**Exercise aim**:
Output all the material that follows, exactly as given.
:: Source records ::
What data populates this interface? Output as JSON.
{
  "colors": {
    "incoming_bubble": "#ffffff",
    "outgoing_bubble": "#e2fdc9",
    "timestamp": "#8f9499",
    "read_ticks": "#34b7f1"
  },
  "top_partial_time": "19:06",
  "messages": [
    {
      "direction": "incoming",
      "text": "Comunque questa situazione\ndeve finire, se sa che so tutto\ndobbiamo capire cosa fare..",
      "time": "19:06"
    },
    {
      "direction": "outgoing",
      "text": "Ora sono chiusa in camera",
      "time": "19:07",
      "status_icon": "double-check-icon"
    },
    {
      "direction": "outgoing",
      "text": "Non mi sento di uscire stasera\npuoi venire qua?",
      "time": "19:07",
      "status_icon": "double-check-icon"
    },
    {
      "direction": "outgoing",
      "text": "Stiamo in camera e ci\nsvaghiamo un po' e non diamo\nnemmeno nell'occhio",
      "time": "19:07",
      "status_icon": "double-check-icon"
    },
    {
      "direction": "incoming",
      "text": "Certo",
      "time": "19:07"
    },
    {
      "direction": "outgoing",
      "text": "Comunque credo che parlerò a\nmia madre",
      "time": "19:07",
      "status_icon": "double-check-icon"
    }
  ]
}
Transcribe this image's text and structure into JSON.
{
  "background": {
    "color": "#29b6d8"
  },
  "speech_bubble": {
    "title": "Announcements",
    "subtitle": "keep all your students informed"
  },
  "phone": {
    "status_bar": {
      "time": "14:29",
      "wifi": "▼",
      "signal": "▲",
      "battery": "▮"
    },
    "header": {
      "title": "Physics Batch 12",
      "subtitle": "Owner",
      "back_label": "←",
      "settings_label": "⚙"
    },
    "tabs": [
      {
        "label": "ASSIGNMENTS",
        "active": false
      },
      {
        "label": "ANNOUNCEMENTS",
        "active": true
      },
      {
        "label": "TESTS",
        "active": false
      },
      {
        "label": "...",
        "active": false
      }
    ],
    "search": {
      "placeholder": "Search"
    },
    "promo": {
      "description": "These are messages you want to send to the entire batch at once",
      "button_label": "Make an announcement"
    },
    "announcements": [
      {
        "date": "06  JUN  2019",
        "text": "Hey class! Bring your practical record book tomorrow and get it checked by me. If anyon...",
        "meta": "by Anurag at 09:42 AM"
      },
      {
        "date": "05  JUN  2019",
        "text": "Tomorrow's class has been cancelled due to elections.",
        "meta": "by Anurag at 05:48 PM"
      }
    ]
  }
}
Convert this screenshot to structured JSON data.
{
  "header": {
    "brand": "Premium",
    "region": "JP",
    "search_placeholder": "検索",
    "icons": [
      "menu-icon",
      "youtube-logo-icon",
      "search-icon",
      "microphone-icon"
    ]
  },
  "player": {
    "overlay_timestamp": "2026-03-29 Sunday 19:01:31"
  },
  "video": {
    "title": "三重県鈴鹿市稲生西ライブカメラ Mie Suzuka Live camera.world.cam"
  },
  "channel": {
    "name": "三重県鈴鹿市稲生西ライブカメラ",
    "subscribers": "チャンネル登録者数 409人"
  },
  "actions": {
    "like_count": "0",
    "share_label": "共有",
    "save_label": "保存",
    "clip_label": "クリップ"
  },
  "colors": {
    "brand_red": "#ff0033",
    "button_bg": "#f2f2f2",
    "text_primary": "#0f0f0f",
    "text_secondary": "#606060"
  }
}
:::
**Final answer**:
What data populates this interface? Output as JSON.
{
  "colors": {
    "incoming_bubble": "#ffffff",
    "outgoing_bubble": "#e2fdc9",
    "timestamp": "#8f9499",
    "read_ticks": "#34b7f1"
  },
  "top_partial_time": "19:06",
  "messages": [
    {
      "direction": "incoming",
      "text": "Comunque questa situazione\ndeve finire, se sa che so tutto\ndobbiamo capire cosa fare..",
      "time": "19:06"
    },
    {
      "direction": "outgoing",
      "text": "Ora sono chiusa in camera",
      "time": "19:07",
      "status_icon": "double-check-icon"
    },
    {
      "direction": "outgoing",
      "text": "Non mi sento di uscire stasera\npuoi venire qua?",
      "time": "19:07",
      "status_icon": "double-check-icon"
    },
    {
      "direction": "outgoing",
      "text": "Stiamo in camera e ci\nsvaghiamo un po' e non diamo\nnemmeno nell'occhio",
      "time": "19:07",
      "status_icon": "double-check-icon"
    },
    {
      "direction": "incoming",
      "text": "Certo",
      "time": "19:07"
    },
    {
      "direction": "outgoing",
      "text": "Comunque credo che parlerò a\nmia madre",
      "time": "19:07",
      "status_icon": "double-check-icon"
    }
  ]
}
Transcribe this image's text and structure into JSON.
{
  "background": {
    "color": "#29b6d8"
  },
  "speech_bubble": {
    "title": "Announcements",
    "subtitle": "keep all your students informed"
  },
  "phone": {
    "status_bar": {
      "time": "14:29",
      "wifi": "▼",
      "signal": "▲",
      "battery": "▮"
    },
    "header": {
      "title": "Physics Batch 12",
      "subtitle": "Owner",
      "back_label": "←",
      "settings_label": "⚙"
    },
    "tabs": [
      {
        "label": "ASSIGNMENTS",
        "active": false
      },
      {
        "label": "ANNOUNCEMENTS",
        "active": true
      },
      {
        "label": "TESTS",
        "active": false
      },
      {
        "label": "...",
        "active": false
      }
    ],
    "search": {
      "placeholder": "Search"
    },
    "promo": {
      "description": "These are messages you want to send to the entire batch at once",
      "button_label": "Make an announcement"
    },
    "announcements": [
      {
        "date": "06  JUN  2019",
        "text": "Hey class! Bring your practical record book tomorrow and get it checked by me. If anyon...",
        "meta": "by Anurag at 09:42 AM"
      },
      {
        "date": "05  JUN  2019",
        "text": "Tomorrow's class has been cancelled due to elections.",
        "meta": "by Anurag at 05:48 PM"
      }
    ]
  }
}
Convert this screenshot to structured JSON data.
{
  "header": {
    "brand": "Premium",
    "region": "JP",
    "search_placeholder": "検索",
    "icons": [
      "menu-icon",
      "youtube-logo-icon",
      "search-icon",
      "microphone-icon"
    ]
  },
  "player": {
    "overlay_timestamp": "2026-03-29 Sunday 19:01:31"
  },
  "video": {
    "title": "三重県鈴鹿市稲生西ライブカメラ Mie Suzuka Live camera.world.cam"
  },
  "channel": {
    "name": "三重県鈴鹿市稲生西ライブカメラ",
    "subscribers": "チャンネル登録者数 409人"
  },
  "actions": {
    "like_count": "0",
    "share_label": "共有",
    "save_label": "保存",
    "clip_label": "クリップ"
  },
  "colors": {
    "brand_red": "#ff0033",
    "button_bg": "#f2f2f2",
    "text_primary": "#0f0f0f",
    "text_secondary": "#606060"
  }
}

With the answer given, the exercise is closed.